Work required: Return every line of the data below that contains the word "screen", copying each such line in full.

[START]

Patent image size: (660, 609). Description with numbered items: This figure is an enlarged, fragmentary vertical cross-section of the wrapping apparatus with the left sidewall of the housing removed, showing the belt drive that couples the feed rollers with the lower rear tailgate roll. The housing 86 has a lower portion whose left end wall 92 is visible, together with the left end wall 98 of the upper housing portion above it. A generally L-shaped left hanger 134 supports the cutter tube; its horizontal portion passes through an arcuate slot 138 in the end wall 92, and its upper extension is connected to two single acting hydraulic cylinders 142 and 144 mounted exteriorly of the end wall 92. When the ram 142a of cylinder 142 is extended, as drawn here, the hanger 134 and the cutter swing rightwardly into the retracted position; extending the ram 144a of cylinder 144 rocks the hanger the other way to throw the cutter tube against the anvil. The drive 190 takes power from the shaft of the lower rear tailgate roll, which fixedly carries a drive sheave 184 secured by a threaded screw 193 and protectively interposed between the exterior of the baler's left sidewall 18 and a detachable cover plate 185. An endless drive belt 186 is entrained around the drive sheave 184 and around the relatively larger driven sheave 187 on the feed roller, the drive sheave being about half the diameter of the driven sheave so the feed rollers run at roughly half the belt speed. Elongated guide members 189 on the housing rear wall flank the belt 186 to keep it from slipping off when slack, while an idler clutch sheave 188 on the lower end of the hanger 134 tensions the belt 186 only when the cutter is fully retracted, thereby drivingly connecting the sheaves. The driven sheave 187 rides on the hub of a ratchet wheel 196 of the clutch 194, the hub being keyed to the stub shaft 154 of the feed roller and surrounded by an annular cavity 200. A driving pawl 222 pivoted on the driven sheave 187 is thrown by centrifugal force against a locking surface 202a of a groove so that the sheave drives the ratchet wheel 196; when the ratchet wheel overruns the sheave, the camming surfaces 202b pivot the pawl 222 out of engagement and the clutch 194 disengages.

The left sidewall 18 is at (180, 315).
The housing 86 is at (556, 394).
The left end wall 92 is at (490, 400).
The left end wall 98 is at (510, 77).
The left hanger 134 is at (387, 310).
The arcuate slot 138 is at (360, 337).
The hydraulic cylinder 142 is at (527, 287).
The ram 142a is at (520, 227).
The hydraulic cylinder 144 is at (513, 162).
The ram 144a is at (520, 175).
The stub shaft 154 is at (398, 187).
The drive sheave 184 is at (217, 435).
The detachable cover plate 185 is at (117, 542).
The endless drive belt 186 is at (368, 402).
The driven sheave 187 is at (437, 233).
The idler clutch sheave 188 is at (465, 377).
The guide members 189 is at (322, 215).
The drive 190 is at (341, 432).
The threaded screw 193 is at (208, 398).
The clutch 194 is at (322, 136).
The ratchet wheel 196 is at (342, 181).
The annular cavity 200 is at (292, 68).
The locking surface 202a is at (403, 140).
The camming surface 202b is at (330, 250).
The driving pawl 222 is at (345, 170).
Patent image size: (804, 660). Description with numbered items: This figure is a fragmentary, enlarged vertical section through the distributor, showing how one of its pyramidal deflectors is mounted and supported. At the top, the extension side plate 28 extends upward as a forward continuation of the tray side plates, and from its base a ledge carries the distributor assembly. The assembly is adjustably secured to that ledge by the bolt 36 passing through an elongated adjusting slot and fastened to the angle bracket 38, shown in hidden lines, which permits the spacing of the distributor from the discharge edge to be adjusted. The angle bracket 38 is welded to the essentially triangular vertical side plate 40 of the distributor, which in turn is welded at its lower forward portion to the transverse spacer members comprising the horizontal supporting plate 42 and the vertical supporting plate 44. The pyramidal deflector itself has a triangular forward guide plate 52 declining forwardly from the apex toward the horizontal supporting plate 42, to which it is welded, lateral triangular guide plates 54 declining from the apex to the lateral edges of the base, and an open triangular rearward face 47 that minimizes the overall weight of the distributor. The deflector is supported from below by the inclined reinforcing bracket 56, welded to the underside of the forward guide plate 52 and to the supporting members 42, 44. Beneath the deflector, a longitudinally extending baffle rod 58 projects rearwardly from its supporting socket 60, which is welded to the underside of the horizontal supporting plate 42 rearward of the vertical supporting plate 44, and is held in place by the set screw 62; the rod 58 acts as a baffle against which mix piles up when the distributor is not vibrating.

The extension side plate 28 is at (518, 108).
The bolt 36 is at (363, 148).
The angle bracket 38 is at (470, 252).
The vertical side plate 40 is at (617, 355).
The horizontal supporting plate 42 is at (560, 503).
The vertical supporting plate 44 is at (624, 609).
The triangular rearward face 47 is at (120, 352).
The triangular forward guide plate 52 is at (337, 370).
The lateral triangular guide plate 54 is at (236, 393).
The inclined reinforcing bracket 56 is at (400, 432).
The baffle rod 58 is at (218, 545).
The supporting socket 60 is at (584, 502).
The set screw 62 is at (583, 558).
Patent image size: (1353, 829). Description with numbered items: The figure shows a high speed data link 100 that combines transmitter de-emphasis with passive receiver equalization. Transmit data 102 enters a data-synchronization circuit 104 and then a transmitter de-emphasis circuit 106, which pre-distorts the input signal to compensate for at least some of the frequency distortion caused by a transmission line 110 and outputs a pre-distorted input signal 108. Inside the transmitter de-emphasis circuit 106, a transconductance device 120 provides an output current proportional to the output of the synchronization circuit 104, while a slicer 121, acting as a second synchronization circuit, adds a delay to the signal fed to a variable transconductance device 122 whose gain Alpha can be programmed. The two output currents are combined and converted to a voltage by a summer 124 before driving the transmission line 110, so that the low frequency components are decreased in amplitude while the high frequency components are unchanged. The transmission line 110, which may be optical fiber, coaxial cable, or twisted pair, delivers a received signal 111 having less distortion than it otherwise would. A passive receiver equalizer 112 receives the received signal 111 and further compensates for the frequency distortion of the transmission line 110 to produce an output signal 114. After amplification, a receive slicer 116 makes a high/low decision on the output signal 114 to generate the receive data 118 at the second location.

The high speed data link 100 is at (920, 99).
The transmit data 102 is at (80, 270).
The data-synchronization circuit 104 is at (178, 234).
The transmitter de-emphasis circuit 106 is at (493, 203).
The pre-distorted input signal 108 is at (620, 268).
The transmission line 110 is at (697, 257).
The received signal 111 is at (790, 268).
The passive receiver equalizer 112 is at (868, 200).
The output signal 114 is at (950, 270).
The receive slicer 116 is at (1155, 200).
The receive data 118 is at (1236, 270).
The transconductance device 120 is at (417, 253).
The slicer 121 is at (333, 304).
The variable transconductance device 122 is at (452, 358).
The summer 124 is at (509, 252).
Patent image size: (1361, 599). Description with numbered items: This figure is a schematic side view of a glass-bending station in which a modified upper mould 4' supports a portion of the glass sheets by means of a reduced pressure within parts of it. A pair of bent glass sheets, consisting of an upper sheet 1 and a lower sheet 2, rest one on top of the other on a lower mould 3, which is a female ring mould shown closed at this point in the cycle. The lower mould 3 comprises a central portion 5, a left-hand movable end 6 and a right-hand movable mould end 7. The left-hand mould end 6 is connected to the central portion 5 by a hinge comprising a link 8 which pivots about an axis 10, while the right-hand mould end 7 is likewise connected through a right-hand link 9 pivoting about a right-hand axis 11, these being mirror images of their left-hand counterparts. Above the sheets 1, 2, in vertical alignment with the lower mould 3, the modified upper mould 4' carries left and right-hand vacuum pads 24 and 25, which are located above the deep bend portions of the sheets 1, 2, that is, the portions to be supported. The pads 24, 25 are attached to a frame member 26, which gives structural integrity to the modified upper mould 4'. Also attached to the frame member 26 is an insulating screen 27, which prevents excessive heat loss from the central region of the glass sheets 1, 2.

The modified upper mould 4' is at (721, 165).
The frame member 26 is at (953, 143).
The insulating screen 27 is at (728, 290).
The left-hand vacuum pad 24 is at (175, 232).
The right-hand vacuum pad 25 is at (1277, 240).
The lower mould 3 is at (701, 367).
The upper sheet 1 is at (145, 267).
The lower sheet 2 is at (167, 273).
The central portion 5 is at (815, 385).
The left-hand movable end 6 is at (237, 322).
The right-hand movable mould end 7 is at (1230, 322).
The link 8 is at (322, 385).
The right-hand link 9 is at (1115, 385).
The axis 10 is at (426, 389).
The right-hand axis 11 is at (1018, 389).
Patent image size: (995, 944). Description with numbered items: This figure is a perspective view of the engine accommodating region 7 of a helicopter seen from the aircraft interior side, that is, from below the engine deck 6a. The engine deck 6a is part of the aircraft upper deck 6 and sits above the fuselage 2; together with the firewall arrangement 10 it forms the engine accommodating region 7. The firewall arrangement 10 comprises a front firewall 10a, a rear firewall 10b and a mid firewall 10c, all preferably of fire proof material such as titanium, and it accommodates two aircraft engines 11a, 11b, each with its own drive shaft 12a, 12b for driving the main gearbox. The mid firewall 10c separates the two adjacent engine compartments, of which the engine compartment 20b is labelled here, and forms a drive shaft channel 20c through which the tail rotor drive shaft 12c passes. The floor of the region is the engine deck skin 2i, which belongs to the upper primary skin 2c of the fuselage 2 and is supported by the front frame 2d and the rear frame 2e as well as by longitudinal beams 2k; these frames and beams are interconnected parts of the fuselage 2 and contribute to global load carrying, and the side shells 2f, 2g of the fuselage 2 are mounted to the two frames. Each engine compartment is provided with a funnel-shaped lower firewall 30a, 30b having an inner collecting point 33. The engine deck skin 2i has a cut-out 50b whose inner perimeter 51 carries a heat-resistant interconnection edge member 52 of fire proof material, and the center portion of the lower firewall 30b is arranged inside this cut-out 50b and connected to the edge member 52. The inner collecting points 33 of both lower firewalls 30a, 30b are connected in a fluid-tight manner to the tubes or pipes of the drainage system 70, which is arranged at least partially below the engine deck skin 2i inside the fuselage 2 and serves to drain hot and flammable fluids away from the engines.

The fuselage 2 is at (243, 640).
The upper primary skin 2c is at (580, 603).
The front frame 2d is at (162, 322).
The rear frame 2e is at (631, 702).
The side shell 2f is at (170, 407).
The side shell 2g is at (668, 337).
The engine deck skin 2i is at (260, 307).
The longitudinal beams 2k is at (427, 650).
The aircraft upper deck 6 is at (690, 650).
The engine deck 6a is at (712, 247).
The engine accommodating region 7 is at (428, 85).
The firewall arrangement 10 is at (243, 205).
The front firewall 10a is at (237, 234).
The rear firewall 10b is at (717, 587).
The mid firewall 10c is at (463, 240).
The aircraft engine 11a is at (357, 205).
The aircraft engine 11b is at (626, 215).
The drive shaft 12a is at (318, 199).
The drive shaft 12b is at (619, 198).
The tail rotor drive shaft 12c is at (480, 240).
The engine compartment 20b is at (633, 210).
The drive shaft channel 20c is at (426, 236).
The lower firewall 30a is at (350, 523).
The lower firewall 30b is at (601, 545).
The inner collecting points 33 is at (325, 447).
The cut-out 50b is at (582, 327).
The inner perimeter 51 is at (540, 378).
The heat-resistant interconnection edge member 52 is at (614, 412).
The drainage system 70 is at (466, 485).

[END]

Expected output:
Patent image size: (1361, 599). Description with numbered items: This figure is a schematic side view of a glass-bending station in which a modified upper mould 4' supports a portion of the glass sheets by means of a reduced pressure within parts of it. A pair of bent glass sheets, consisting of an upper sheet 1 and a lower sheet 2, rest one on top of the other on a lower mould 3, which is a female ring mould shown closed at this point in the cycle. The lower mould 3 comprises a central portion 5, a left-hand movable end 6 and a right-hand movable mould end 7. The left-hand mould end 6 is connected to the central portion 5 by a hinge comprising a link 8 which pivots about an axis 10, while the right-hand mould end 7 is likewise connected through a right-hand link 9 pivoting about a right-hand axis 11, these being mirror images of their left-hand counterparts. Above the sheets 1, 2, in vertical alignment with the lower mould 3, the modified upper mould 4' carries left and right-hand vacuum pads 24 and 25, which are located above the deep bend portions of the sheets 1, 2, that is, the portions to be supported. The pads 24, 25 are attached to a frame member 26, which gives structural integrity to the modified upper mould 4'. Also attached to the frame member 26 is an insulating screen 27, which prevents excessive heat loss from the central region of the glass sheets 1, 2.
The insulating screen 27 is at (728, 290).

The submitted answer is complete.